= EXERCISE OBJECTIVE =
Copy each line that has the string "marker" somewhere in it.

= RECORDS FOR THE TASK =
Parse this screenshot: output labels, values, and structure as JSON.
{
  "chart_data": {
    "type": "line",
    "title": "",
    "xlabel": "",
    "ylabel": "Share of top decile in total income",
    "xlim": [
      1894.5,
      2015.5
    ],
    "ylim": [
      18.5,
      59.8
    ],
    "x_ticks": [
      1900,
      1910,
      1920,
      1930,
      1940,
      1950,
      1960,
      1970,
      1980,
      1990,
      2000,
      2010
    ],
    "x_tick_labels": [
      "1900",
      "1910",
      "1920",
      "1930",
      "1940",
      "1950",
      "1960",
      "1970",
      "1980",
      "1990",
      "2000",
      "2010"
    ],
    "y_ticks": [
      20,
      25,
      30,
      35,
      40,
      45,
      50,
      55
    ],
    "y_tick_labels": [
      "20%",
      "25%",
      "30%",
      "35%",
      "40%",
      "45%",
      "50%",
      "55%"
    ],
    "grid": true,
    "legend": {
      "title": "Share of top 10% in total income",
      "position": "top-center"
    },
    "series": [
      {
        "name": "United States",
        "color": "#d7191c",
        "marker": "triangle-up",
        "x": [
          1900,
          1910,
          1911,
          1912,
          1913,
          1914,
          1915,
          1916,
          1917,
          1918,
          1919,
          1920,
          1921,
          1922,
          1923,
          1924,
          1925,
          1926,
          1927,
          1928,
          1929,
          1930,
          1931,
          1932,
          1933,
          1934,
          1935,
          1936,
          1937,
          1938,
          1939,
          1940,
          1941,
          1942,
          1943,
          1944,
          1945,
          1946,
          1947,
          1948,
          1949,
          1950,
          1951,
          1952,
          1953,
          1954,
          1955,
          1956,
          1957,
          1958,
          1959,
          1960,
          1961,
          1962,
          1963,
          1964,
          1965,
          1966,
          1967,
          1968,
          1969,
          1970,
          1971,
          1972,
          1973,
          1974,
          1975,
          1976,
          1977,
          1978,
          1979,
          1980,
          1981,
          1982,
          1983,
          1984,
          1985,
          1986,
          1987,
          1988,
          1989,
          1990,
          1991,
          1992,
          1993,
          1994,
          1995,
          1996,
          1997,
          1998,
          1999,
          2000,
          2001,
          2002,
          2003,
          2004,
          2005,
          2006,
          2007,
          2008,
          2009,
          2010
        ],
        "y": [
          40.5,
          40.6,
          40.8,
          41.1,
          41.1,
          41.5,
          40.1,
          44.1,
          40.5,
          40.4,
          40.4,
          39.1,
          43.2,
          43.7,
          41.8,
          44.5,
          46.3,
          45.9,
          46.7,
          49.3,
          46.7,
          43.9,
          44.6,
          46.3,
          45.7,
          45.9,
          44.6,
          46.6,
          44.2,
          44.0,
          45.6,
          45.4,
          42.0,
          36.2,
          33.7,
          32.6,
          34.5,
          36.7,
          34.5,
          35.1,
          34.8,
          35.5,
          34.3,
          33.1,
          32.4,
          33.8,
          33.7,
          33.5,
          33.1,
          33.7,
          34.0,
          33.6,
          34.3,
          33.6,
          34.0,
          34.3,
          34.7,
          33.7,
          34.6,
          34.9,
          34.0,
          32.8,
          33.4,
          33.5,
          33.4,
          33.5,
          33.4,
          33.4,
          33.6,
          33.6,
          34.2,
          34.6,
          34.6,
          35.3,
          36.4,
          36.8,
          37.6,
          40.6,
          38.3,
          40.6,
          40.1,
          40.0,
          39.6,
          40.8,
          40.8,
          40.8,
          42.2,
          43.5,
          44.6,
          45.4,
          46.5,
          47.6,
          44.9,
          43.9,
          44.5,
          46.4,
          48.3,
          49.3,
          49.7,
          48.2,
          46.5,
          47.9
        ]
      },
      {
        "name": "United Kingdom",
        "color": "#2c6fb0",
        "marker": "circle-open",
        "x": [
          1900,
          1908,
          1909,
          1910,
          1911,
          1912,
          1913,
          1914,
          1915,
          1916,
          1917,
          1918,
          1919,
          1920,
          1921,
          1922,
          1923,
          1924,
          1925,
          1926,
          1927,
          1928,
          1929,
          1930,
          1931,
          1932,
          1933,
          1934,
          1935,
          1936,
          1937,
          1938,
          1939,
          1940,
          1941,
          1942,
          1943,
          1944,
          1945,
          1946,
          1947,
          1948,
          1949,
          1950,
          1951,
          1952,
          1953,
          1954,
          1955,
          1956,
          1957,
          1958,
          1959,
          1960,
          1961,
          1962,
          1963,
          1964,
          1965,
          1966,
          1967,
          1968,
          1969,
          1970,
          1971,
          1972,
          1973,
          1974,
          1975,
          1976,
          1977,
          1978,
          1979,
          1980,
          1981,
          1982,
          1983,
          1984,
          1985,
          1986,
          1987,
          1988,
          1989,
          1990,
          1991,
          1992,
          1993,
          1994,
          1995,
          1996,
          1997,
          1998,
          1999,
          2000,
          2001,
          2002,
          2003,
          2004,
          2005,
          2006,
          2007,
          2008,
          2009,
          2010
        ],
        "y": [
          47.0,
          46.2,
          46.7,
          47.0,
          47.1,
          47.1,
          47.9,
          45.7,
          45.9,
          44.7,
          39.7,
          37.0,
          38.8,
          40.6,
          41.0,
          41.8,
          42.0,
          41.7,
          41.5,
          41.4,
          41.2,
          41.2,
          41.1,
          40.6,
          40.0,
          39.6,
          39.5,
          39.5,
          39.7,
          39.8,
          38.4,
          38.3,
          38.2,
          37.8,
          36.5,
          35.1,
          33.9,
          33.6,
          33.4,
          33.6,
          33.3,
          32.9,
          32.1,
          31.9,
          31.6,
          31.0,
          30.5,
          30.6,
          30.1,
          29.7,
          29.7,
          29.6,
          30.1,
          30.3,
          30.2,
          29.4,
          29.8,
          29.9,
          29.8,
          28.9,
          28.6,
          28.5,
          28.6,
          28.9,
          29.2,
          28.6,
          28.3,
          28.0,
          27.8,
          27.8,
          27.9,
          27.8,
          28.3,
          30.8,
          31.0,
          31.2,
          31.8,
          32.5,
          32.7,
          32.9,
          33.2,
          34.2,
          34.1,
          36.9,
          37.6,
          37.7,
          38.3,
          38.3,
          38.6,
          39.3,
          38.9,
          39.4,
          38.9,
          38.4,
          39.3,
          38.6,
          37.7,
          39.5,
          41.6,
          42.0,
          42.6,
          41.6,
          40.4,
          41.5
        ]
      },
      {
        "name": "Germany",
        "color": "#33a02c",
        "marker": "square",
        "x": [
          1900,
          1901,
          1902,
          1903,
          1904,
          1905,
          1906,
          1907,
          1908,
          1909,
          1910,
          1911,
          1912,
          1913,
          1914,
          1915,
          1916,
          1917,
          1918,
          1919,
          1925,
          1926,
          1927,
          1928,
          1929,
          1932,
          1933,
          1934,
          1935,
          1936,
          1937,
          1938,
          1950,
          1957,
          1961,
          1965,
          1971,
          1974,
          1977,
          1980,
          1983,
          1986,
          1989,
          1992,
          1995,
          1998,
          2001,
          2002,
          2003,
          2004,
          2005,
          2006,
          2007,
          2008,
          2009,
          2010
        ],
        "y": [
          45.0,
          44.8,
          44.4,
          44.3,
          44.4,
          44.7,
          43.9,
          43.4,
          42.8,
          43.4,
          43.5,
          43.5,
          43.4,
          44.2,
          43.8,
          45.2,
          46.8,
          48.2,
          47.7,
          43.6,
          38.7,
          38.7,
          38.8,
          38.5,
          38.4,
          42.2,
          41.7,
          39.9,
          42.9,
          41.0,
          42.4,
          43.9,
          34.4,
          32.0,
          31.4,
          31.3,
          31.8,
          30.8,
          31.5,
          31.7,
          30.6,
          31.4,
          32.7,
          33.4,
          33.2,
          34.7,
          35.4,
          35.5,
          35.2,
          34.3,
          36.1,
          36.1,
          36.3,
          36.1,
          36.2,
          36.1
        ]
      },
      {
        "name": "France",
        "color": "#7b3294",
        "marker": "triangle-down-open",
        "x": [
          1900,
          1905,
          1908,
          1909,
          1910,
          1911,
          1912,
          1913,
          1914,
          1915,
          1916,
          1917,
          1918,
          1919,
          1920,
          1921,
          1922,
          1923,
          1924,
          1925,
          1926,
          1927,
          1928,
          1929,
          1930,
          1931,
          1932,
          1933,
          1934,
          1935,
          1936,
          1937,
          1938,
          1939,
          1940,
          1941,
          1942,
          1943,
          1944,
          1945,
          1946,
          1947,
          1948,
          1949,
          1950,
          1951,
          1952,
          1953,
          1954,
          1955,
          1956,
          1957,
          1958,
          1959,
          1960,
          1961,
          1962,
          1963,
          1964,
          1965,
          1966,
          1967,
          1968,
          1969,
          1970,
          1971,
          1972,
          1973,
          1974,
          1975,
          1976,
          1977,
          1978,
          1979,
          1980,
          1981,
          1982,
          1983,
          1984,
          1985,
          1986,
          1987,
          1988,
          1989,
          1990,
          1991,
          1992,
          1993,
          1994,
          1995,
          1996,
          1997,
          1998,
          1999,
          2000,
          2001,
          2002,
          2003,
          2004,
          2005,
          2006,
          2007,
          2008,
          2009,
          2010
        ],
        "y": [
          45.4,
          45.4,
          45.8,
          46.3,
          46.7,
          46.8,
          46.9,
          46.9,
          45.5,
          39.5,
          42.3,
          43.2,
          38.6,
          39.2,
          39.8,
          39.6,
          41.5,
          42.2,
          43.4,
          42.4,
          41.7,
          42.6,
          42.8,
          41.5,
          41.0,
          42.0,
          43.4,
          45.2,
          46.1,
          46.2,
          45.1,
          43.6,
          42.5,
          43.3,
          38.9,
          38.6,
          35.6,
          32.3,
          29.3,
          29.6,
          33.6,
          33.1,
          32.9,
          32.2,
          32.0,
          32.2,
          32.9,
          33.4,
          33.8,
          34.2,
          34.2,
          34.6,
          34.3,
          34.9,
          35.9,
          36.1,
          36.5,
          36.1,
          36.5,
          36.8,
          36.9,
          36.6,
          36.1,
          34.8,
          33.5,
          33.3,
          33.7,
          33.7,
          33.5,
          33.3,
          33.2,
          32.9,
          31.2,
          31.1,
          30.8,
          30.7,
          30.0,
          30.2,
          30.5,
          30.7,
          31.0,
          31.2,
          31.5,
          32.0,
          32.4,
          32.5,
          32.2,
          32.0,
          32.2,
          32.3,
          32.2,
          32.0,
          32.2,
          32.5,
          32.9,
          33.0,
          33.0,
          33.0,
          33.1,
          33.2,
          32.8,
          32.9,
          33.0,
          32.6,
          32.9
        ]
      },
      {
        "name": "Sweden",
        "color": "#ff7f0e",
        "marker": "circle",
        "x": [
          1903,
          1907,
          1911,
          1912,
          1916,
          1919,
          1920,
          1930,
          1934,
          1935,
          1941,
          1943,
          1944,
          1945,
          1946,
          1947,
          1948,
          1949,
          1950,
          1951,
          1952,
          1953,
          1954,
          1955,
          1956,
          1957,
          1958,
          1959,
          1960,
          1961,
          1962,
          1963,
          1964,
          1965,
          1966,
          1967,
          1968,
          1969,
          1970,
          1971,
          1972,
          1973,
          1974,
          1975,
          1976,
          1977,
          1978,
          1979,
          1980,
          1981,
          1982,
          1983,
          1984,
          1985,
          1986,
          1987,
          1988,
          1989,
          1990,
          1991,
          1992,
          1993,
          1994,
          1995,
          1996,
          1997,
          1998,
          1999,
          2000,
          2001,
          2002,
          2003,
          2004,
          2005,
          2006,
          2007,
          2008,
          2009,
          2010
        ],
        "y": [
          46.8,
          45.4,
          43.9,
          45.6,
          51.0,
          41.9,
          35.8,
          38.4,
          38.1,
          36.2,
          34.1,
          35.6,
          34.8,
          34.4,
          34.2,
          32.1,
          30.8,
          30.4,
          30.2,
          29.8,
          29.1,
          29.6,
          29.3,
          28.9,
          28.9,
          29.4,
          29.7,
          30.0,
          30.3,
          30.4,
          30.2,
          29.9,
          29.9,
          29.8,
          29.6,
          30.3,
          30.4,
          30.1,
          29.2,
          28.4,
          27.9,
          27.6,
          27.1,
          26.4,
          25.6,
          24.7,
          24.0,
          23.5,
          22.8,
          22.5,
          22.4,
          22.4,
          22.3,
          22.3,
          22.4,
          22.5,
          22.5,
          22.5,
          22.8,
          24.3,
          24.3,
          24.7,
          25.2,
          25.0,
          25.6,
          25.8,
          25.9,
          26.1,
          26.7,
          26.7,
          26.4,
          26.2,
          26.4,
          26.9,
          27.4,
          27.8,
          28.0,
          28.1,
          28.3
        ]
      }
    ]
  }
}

= RESULT FOR THIS TASK =
        "marker": "triangle-up",
        "marker": "circle-open",
        "marker": "square",
        "marker": "triangle-down-open",
        "marker": "circle",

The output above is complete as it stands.